==== Entries provided ====

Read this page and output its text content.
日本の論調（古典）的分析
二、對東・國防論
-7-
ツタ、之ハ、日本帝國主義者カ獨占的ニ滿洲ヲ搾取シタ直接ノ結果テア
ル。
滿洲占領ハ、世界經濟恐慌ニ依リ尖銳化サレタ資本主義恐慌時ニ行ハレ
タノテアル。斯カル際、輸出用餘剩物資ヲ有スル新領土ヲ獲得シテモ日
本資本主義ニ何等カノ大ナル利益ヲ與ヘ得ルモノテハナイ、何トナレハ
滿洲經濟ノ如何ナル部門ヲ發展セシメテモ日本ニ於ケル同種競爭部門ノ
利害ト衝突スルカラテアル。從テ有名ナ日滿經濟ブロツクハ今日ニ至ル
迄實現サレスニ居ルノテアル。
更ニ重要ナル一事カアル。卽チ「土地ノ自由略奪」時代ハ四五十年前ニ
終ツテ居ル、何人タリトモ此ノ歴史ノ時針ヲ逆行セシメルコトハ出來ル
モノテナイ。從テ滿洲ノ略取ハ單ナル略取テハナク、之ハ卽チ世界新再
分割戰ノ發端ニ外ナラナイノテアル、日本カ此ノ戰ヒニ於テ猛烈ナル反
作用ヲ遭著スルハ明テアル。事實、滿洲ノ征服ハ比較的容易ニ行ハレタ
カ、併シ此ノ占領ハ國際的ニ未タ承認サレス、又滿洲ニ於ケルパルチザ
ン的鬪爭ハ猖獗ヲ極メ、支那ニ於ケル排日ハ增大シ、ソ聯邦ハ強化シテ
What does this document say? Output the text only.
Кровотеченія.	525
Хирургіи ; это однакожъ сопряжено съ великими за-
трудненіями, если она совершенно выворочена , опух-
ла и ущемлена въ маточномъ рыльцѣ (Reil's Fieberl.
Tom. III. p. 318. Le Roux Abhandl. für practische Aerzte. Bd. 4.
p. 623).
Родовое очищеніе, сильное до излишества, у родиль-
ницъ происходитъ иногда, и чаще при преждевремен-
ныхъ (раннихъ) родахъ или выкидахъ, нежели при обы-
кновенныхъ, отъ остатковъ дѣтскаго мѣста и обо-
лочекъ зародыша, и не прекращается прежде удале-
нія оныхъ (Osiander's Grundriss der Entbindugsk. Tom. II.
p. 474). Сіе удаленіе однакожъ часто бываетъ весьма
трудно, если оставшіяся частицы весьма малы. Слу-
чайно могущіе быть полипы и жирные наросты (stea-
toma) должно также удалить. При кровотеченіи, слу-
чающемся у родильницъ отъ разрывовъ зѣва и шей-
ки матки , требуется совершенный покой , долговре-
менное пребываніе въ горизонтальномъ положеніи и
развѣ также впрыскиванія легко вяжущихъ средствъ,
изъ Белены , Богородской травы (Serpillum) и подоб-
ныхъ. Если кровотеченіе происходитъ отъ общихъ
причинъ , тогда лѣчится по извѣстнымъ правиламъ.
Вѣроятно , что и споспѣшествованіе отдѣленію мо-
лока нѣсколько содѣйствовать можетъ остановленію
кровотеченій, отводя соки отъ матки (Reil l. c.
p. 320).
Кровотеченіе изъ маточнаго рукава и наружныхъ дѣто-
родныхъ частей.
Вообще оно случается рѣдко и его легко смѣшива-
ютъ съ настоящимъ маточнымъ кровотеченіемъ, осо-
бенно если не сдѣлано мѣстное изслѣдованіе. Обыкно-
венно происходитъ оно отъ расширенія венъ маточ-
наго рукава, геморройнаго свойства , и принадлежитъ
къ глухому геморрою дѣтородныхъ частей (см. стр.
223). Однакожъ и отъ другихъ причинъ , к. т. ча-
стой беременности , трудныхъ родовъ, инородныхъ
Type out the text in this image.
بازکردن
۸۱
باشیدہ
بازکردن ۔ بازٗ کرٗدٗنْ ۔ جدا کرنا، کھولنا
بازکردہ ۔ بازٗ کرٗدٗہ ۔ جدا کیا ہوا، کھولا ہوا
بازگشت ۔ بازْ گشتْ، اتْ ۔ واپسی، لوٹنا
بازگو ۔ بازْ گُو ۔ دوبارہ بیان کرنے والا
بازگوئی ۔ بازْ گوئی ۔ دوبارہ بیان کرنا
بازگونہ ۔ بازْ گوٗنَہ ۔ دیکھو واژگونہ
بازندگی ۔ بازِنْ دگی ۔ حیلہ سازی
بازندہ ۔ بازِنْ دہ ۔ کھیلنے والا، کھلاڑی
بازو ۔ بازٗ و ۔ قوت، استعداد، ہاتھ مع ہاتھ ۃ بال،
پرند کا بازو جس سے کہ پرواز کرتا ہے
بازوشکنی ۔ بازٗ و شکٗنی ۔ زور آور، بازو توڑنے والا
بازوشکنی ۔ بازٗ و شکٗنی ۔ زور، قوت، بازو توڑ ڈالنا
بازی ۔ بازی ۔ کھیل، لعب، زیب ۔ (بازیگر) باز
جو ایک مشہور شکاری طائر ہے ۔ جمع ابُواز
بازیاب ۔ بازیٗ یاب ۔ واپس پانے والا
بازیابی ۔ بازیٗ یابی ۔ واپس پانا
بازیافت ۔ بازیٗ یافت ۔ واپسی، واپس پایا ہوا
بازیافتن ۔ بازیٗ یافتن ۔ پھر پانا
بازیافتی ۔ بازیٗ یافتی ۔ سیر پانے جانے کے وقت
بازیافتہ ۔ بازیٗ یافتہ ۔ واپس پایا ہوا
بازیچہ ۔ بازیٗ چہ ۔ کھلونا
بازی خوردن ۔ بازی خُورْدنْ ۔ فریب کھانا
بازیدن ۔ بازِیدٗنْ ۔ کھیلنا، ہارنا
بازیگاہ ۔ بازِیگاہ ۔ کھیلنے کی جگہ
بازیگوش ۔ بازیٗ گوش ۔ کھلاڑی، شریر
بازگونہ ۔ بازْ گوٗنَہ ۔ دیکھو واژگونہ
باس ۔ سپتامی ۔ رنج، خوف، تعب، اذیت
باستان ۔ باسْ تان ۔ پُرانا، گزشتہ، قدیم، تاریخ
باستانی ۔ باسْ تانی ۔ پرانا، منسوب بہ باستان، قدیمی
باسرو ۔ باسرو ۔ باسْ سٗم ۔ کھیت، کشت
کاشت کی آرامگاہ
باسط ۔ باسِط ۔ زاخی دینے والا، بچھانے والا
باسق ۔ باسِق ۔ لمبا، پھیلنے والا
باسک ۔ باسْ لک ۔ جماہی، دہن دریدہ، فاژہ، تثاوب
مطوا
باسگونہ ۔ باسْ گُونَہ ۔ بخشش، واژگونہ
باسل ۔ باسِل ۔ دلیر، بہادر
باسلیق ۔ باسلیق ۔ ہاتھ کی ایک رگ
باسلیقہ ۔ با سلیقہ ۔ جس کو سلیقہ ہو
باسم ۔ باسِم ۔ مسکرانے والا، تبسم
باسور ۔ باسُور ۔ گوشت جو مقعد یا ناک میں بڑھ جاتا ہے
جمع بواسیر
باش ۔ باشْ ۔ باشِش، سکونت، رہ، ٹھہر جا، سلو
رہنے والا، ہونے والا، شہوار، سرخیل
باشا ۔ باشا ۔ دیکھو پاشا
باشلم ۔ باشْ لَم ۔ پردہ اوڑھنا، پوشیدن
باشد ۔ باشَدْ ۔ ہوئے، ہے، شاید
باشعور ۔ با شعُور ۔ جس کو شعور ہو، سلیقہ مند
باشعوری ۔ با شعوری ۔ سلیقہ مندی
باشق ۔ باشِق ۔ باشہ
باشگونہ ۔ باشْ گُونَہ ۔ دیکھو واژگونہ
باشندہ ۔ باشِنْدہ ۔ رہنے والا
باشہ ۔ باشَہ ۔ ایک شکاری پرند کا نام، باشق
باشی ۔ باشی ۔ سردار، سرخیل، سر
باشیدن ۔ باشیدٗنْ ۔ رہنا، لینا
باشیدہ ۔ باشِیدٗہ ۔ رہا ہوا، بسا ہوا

====

Stated goal: Copy every line above that includes the string "باشہ".

Solution:
باشق ۔ باشِق ۔ باشہ
باشہ ۔ باشَہ ۔ ایک شکاری پرند کا نام، باشق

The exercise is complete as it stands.